- Brano di riferimento
━━━
Questa condizione di aridità superficiale e di grande ricchezza della falda acquifera profonda, si relaziona direttamente con la permeabilità caratteristica degli strati superficiali, sub-superficiali e sotterranei dei substrati carsici. Di fatto, la dinamica di costituzione di strati di alta porosità, con grande numero di cavità di dimensioni radicalmente diversificate genera, in profondità, un flusso che avviene in maniera immediata e con grande portata.
Quando il nostro intervento si inserisce all’interno di un territorio con queste caratteristiche, la tematica della permeabilità, in tutte le sue accezioni, in quanto fattore centrale dell’essenza stessa del luogo, ha costituito una dichiarazione di principio di importanza primaria.
L’intervento proposto avverrà, quindi, in modo tale che l’interferenza con i sistemi di permeabilità sia la minore possibile o inesistente, e in modo che le dinamiche di percolazione si mantengano inalterate.
Questo principio è un risultato diretto della nostra più profonda convinzione di fronte alla responsabilità dell’intervento: il progetto di architettura del paesaggio assume l’interazione con il territorio come suo momento generatore, assume l’espressione del carattere dei luoghi come suo più intimo obiettivo.
Qualsiasi intervento all’interno del Carso considera il mantenimento della permeabilità, dell’integrità dei meccanismi che a esso conducono, come un punto di partenza assolutamente imprescindibile e lo integra come un elemento di progetto unico e valorizzante. Questa attitudine si manifesta, in primo luogo, per quanto riguarda il sistema di rivestimento e la nuova pavimentazione, che costituiscono il supporto matriciale di accoglienza dei visitatori e occasione di nuove chiavi di lettura del Carso.
━━━
- Dati forniti
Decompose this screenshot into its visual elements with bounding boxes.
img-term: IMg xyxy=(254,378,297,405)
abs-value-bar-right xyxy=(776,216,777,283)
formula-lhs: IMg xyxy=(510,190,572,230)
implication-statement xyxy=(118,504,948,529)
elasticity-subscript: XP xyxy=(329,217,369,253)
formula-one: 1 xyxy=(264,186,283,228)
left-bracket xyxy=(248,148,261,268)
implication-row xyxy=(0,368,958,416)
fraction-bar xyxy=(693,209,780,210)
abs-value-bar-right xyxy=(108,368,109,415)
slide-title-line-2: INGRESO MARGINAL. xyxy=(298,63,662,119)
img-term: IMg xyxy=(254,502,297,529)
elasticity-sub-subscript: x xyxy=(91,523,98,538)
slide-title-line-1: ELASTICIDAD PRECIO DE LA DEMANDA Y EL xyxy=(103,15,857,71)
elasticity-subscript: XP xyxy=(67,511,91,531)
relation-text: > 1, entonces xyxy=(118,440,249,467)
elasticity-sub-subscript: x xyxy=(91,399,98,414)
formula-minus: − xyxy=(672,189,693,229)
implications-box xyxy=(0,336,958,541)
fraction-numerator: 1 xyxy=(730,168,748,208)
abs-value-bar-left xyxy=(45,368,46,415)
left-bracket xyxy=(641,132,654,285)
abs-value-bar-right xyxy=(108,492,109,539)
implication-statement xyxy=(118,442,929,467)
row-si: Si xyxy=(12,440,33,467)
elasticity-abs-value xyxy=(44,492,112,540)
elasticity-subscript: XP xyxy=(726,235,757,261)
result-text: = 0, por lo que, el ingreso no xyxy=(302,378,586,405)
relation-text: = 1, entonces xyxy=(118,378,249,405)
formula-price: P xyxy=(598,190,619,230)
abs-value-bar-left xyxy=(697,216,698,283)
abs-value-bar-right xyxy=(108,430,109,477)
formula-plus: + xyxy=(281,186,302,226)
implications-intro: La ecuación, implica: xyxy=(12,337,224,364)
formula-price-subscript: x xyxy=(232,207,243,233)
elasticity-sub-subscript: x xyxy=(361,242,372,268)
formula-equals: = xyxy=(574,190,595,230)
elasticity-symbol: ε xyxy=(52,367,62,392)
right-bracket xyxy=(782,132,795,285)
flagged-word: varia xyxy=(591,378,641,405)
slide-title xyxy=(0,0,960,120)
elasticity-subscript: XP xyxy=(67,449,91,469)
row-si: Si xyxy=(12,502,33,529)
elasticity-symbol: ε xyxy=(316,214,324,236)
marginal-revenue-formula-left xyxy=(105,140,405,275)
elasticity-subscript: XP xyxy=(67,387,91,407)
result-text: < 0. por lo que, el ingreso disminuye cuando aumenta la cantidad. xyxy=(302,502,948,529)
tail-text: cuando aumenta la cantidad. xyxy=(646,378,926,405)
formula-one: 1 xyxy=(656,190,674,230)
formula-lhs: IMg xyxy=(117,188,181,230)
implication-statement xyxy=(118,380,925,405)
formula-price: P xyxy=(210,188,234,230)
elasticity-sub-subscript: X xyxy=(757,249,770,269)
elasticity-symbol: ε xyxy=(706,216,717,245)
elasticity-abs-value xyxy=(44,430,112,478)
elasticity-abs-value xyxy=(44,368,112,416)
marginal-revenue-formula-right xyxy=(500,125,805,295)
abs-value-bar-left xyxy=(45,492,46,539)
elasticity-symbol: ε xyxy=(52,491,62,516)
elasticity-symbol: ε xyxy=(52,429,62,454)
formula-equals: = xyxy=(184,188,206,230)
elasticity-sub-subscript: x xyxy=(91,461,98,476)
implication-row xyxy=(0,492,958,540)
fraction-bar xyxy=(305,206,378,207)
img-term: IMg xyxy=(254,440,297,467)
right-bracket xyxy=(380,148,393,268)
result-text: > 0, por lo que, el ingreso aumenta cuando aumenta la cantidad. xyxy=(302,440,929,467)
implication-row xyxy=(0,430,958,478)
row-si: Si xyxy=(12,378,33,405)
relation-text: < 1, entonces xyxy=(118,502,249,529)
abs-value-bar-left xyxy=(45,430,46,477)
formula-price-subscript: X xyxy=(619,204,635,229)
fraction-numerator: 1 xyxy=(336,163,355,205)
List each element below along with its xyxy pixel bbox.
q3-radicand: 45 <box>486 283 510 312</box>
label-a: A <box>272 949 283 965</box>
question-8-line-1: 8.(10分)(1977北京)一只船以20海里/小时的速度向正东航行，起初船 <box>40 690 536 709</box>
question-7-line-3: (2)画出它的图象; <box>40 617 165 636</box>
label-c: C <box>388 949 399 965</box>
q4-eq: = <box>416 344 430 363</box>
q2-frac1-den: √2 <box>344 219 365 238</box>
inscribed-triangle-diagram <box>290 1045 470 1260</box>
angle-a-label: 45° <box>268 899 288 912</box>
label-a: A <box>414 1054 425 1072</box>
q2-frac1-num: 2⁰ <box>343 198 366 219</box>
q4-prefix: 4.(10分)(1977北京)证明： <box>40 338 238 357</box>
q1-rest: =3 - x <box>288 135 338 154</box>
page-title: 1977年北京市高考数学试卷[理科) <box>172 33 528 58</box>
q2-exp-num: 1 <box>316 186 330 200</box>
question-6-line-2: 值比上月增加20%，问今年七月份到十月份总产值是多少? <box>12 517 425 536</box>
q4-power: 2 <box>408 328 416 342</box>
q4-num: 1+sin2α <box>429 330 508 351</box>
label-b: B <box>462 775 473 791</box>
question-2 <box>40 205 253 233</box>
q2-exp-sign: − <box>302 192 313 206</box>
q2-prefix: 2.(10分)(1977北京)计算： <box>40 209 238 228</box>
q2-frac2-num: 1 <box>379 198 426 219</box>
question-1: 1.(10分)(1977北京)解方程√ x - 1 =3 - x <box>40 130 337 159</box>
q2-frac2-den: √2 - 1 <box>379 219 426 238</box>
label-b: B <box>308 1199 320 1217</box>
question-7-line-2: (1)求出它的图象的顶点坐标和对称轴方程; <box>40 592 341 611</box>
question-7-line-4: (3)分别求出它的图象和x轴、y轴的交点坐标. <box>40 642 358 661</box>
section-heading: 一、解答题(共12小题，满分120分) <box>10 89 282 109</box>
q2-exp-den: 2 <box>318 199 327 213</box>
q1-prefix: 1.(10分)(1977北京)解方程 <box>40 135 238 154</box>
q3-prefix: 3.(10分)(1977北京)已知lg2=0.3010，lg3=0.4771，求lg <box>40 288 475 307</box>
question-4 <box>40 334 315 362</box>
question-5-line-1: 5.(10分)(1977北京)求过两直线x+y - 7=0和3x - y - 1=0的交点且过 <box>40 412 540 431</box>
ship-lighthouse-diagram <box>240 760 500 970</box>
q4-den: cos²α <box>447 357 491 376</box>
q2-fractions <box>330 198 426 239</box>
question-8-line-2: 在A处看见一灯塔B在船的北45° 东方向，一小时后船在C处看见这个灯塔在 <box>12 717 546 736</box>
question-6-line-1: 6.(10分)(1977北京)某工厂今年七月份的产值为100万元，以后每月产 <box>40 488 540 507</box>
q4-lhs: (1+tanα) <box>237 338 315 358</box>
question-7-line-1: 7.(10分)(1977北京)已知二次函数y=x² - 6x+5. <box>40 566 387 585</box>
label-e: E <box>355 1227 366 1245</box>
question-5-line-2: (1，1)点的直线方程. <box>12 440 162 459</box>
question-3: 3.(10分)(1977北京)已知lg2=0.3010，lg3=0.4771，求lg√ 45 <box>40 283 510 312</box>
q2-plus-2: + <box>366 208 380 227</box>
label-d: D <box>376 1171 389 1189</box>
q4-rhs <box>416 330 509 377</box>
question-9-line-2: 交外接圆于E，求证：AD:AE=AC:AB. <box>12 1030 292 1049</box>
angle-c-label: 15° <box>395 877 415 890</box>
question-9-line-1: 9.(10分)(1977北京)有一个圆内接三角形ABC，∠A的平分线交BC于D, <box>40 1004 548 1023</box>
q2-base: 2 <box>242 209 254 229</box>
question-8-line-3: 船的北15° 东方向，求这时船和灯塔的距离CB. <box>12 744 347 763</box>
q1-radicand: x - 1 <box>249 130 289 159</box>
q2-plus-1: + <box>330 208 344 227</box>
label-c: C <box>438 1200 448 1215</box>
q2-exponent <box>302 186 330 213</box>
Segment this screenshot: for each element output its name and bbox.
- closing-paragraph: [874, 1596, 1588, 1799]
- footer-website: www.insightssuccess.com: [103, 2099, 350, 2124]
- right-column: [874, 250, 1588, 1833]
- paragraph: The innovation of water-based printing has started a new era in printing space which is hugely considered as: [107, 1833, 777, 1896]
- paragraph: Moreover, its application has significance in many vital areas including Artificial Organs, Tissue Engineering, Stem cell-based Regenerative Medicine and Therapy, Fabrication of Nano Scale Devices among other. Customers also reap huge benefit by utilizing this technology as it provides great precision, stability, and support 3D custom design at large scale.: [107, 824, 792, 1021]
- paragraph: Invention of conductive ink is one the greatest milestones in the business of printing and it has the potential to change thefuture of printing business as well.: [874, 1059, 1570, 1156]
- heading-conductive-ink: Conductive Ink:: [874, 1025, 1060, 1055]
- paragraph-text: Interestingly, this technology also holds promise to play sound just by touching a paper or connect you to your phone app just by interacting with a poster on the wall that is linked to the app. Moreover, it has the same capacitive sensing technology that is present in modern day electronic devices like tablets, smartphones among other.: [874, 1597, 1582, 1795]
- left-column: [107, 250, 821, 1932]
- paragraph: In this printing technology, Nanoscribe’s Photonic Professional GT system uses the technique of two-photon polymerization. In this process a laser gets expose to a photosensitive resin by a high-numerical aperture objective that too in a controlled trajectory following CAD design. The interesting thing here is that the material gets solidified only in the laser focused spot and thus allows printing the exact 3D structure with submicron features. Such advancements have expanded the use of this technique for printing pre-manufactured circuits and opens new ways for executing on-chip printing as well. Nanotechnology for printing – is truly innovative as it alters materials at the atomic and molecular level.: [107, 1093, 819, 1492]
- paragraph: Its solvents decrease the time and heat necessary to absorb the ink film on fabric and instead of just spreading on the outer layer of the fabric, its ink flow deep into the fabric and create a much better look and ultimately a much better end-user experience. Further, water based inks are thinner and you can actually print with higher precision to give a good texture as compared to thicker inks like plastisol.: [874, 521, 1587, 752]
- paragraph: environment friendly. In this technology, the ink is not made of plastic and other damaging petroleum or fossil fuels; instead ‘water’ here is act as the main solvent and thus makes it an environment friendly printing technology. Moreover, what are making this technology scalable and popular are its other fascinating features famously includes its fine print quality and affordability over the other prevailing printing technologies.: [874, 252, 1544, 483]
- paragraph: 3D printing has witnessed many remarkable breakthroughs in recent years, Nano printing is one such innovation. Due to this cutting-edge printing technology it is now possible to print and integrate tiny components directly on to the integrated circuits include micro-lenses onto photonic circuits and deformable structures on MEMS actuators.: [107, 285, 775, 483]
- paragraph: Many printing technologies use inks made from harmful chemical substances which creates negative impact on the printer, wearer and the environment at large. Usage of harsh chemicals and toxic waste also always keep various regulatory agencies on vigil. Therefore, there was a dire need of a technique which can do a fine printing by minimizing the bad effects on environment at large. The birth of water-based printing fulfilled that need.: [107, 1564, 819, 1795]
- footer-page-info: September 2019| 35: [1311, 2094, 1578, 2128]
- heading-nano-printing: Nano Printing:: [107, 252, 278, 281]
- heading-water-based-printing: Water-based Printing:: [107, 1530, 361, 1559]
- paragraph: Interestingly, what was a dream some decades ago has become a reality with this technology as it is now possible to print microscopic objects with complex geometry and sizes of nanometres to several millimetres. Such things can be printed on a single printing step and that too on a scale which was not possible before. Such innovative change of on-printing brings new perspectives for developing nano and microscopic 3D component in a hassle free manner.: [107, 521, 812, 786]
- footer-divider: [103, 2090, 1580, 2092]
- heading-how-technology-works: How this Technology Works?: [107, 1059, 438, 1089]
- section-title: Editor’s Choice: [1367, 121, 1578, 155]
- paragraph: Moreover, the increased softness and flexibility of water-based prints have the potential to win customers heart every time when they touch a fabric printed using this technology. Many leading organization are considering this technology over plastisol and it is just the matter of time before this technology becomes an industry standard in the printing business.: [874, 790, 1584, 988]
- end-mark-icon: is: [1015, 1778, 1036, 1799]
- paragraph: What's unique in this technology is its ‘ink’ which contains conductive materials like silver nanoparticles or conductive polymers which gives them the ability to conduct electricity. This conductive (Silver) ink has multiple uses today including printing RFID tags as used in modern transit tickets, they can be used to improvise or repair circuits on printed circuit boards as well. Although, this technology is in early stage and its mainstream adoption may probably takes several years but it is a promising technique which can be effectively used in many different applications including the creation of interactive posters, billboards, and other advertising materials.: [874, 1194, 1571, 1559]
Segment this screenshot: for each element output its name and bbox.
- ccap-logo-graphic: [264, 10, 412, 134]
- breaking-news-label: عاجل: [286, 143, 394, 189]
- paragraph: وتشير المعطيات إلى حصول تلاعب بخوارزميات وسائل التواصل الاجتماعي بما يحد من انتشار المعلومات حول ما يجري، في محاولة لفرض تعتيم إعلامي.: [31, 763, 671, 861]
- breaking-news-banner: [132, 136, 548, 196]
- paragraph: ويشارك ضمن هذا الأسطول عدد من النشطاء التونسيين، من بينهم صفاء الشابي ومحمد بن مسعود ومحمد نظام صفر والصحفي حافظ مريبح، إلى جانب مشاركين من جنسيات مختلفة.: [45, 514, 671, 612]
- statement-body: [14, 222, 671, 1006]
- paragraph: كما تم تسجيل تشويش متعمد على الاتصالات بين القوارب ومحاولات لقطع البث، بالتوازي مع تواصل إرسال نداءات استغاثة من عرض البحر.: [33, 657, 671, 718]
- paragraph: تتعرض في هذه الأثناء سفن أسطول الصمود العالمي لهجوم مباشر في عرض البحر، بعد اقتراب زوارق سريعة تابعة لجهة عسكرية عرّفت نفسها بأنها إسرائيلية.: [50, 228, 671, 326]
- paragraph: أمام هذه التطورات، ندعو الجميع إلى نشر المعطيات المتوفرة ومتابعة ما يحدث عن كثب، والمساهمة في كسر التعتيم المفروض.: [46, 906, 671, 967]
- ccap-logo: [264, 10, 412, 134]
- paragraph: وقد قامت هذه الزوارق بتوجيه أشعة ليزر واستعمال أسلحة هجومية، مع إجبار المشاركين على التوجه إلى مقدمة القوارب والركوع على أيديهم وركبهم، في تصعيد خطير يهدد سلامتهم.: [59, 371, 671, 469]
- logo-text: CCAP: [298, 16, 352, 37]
━━━
- Obiettivi
1) Modifica il passo del brano sul Carso compreso tra "Questo principio è" e "lettura del Carso.", estremi inclusi, sostituendo "pavimentazione" con "superficie calpestabile".
2) Secondo il brano sul Carso, in che modo avviene il flusso generato in profondità dagli strati ad alta porosità?
3) Elenca gli strati dei substrati carsici di cui il brano sul Carso menziona la permeabilità caratteristica.
Per svolgere il lavoro basati esclusivamente sul brano.

- Soluzioni
1)
Questo principio è un risultato diretto della nostra più profonda convinzione di fronte alla responsabilità dell’intervento: il progetto di architettura del paesaggio assume l’interazione con il territorio come suo momento generatore, assume l’espressione del carattere dei luoghi come suo più intimo obiettivo.
Qualsiasi intervento all’interno del Carso considera il mantenimento della permeabilità, dell’integrità dei meccanismi che a esso conducono, come un punto di partenza assolutamente imprescindibile e lo integra come un elemento di progetto unico e valorizzante. Questa attitudine si manifesta, in primo luogo, per quanto riguarda il sistema di rivestimento e la nuova superficie calpestabile, che costituiscono il supporto matriciale di accoglienza dei visitatori e occasione di nuove chiavi di lettura del Carso.

2) In maniera immediata e con grande portata.

3) Superficiali, sub-superficiali, sotterranei.